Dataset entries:

···

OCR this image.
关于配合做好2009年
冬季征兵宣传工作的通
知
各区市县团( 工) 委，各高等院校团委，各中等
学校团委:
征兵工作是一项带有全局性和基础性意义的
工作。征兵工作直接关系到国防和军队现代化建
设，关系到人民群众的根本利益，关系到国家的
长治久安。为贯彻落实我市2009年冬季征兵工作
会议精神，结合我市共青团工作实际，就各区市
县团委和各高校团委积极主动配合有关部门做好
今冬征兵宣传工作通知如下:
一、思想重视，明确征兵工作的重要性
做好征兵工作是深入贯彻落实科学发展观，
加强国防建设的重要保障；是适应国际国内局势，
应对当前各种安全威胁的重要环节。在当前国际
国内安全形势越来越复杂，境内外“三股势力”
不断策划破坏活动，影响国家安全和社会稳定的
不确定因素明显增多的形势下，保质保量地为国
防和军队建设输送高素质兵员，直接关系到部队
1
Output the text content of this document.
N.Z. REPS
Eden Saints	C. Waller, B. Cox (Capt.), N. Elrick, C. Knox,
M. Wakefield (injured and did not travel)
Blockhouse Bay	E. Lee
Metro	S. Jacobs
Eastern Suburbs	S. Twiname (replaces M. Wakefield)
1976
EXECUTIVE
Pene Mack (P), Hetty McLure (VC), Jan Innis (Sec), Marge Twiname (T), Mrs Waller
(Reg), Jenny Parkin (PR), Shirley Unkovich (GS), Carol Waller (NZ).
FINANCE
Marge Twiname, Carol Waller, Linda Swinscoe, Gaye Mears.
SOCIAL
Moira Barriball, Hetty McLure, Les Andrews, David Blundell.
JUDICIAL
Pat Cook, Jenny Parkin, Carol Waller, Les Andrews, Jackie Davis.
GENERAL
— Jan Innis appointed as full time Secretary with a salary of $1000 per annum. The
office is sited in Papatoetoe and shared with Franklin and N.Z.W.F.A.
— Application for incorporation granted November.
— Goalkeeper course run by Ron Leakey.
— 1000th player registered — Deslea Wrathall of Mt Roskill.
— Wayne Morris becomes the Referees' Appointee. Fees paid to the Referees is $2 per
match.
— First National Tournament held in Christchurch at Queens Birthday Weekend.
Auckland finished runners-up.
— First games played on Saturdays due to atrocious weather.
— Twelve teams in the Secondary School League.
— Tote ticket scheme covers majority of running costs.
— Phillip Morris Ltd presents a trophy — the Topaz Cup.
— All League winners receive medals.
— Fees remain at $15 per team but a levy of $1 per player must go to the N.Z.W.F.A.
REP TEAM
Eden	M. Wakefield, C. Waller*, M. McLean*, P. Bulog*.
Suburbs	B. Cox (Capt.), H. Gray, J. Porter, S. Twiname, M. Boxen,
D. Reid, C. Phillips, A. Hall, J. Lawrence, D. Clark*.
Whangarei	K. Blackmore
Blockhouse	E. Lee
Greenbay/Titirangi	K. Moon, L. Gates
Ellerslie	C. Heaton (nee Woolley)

···

EXERCISE TASK: Every line above that contains the word "Morris" should be reported.

COMPLETE ANSWER:
— Wayne Morris becomes the Referees' Appointee. Fees paid to the Referees is $2 per
— Phillip Morris Ltd presents a trophy — the Topaz Cup.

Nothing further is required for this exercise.